- Task prompt: Pick out every line of the entries below where "file" occurs, and copy those lines.

[Extracted data entries]
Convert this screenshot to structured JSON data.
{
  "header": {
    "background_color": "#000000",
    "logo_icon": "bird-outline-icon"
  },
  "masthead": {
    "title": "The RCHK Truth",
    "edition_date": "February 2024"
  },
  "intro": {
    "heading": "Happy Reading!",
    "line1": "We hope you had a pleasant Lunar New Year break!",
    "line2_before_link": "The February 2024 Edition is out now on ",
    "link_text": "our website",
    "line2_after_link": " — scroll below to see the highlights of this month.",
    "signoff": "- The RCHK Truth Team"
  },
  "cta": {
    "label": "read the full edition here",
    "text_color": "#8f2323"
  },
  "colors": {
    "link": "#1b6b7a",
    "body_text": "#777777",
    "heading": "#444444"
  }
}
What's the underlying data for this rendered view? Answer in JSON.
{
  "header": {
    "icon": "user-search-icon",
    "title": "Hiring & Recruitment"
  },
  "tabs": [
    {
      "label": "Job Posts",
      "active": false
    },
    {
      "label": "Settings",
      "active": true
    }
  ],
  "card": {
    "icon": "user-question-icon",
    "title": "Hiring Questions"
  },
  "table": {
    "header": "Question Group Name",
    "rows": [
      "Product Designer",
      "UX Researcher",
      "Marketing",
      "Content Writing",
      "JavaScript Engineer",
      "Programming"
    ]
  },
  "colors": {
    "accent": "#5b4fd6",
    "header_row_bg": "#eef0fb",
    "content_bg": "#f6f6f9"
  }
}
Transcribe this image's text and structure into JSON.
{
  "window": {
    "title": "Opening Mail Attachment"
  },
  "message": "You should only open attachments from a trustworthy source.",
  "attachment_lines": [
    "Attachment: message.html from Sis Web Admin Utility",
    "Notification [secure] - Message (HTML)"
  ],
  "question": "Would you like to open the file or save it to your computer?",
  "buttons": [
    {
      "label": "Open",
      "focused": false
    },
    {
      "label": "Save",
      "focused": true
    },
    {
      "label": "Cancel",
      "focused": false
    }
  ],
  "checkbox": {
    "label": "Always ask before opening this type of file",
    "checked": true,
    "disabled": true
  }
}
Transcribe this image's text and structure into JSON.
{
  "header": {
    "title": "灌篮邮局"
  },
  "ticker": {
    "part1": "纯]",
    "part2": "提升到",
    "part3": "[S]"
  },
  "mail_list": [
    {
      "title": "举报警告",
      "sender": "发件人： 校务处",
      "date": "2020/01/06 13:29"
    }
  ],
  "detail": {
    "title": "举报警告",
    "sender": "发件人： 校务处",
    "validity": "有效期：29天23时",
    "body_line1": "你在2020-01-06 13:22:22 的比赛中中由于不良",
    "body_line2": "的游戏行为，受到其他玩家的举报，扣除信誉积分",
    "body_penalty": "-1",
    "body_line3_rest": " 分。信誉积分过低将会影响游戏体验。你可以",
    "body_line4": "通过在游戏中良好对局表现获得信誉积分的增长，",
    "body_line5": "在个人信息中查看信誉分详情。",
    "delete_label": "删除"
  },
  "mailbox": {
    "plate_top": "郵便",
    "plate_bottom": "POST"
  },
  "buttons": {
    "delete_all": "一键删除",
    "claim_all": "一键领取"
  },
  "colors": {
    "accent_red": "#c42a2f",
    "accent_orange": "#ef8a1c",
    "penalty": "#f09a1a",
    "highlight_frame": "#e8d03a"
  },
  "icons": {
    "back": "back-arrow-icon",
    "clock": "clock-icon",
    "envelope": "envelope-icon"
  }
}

- Solution to this task:
  "question": "Would you like to open the file or save it to your computer?",
    "label": "Always ask before opening this type of file",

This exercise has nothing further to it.